WRITTEN EXERCISE> Copy out all the lines where "Brevundimonas" shows up.

# START OF TASK MATERIAL

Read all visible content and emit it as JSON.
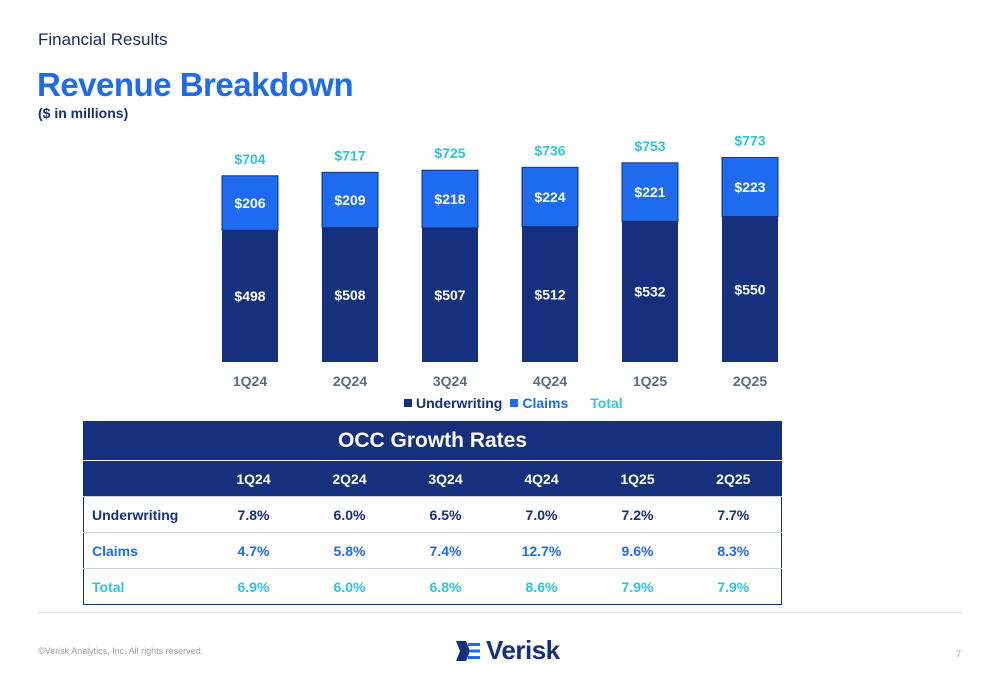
{
  "header": {
    "section": "Financial Results",
    "title": "Revenue Breakdown",
    "subtitle": "($ in millions)"
  },
  "colors": {
    "underwriting": "#15307c",
    "claims": "#1f6bf0",
    "total": "#2ec4d6"
  },
  "chart_data": {
    "type": "bar",
    "stacked": true,
    "categories": [
      "1Q24",
      "2Q24",
      "3Q24",
      "4Q24",
      "1Q25",
      "2Q25"
    ],
    "series": [
      {
        "name": "Underwriting",
        "values": [
          498,
          508,
          507,
          512,
          532,
          550
        ],
        "labels": [
          "$498",
          "$508",
          "$507",
          "$512",
          "$532",
          "$550"
        ]
      },
      {
        "name": "Claims",
        "values": [
          206,
          209,
          218,
          224,
          221,
          223
        ],
        "labels": [
          "$206",
          "$209",
          "$218",
          "$224",
          "$221",
          "$223"
        ]
      }
    ],
    "totals": [
      704,
      717,
      725,
      736,
      753,
      773
    ],
    "total_labels": [
      "$704",
      "$717",
      "$725",
      "$736",
      "$753",
      "$773"
    ],
    "legend": [
      "Underwriting",
      "Claims",
      "Total"
    ],
    "legend_position": "bottom",
    "grid": false
  },
  "occ_table": {
    "title": "OCC Growth Rates",
    "columns": [
      "1Q24",
      "2Q24",
      "3Q24",
      "4Q24",
      "1Q25",
      "2Q25"
    ],
    "rows": [
      {
        "label": "Underwriting",
        "values": [
          "7.8%",
          "6.0%",
          "6.5%",
          "7.0%",
          "7.2%",
          "7.7%"
        ]
      },
      {
        "label": "Claims",
        "values": [
          "4.7%",
          "5.8%",
          "7.4%",
          "12.7%",
          "9.6%",
          "8.3%"
        ]
      },
      {
        "label": "Total",
        "values": [
          "6.9%",
          "6.0%",
          "6.8%",
          "8.6%",
          "7.9%",
          "7.9%"
        ]
      }
    ]
  },
  "footer": {
    "copyright": "©Verisk Analytics, Inc. All rights reserved.",
    "brand": "Verisk",
    "page_number": "7"
  }
}
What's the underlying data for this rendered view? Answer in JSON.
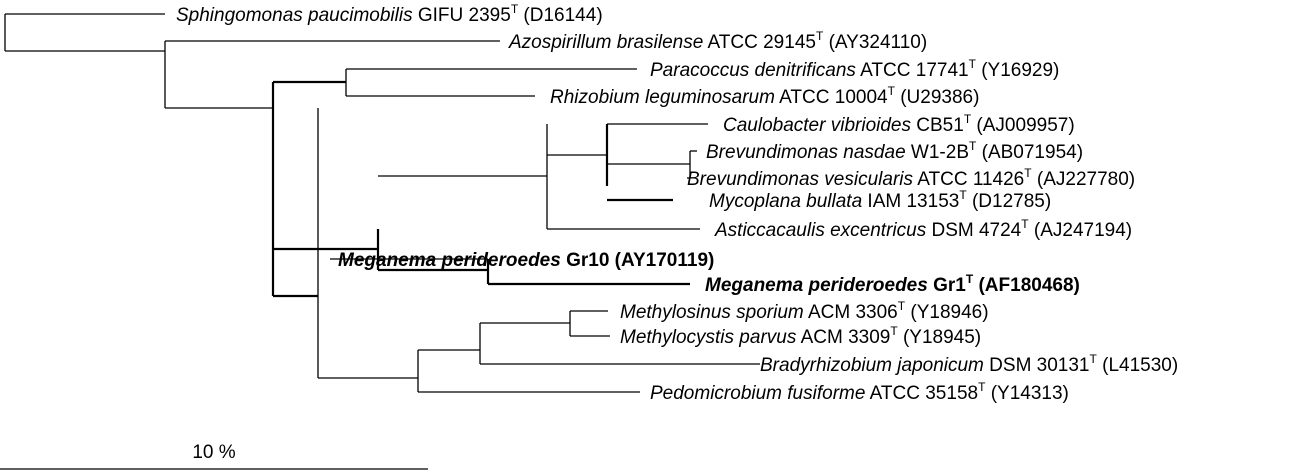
{
  "taxa": [
    {
      "genus": "Sphingomonas paucimobilis",
      "strain": " GIFU 2395",
      "type_strain": true,
      "accession": " (D16144)",
      "bold": false
    },
    {
      "genus": "Azospirillum brasilense",
      "strain": " ATCC 29145",
      "type_strain": true,
      "accession": " (AY324110)",
      "bold": false
    },
    {
      "genus": "Paracoccus denitrificans",
      "strain": " ATCC 17741",
      "type_strain": true,
      "accession": " (Y16929)",
      "bold": false
    },
    {
      "genus": "Rhizobium leguminosarum",
      "strain": " ATCC 10004",
      "type_strain": true,
      "accession": " (U29386)",
      "bold": false
    },
    {
      "genus": "Caulobacter vibrioides",
      "strain": " CB51",
      "type_strain": true,
      "accession": " (AJ009957)",
      "bold": false
    },
    {
      "genus": "Brevundimonas nasdae",
      "strain": " W1-2B",
      "type_strain": true,
      "accession": " (AB071954)",
      "bold": false
    },
    {
      "genus": "Brevundimonas vesicularis",
      "strain": " ATCC 11426",
      "type_strain": true,
      "accession": " (AJ227780)",
      "bold": false
    },
    {
      "genus": "Mycoplana bullata",
      "strain": " IAM 13153",
      "type_strain": true,
      "accession": " (D12785)",
      "bold": false
    },
    {
      "genus": "Asticcacaulis excentricus",
      "strain": " DSM 4724",
      "type_strain": true,
      "accession": " (AJ247194)",
      "bold": false
    },
    {
      "genus": "Meganema perideroedes",
      "strain": " Gr10",
      "type_strain": false,
      "accession": " (AY170119)",
      "bold": true
    },
    {
      "genus": "Meganema perideroedes",
      "strain": " Gr1",
      "type_strain": true,
      "accession": " (AF180468)",
      "bold": true
    },
    {
      "genus": "Methylosinus sporium",
      "strain": " ACM 3306",
      "type_strain": true,
      "accession": " (Y18946)",
      "bold": false
    },
    {
      "genus": "Methylocystis parvus",
      "strain": " ACM 3309",
      "type_strain": true,
      "accession": " (Y18945)",
      "bold": false
    },
    {
      "genus": "Bradyrhizobium japonicum",
      "strain": " DSM 30131",
      "type_strain": true,
      "accession": " (L41530)",
      "bold": false
    },
    {
      "genus": "Pedomicrobium fusiforme",
      "strain": " ATCC 35158",
      "type_strain": true,
      "accession": " (Y14313)",
      "bold": false
    }
  ],
  "type_strain_marker": "T",
  "scale_bar": {
    "label": "10 %"
  }
}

# END OF TASK MATERIAL

SOLUTION FOR THIS TASK>
      "genus": "Brevundimonas nasdae",
      "genus": "Brevundimonas vesicularis",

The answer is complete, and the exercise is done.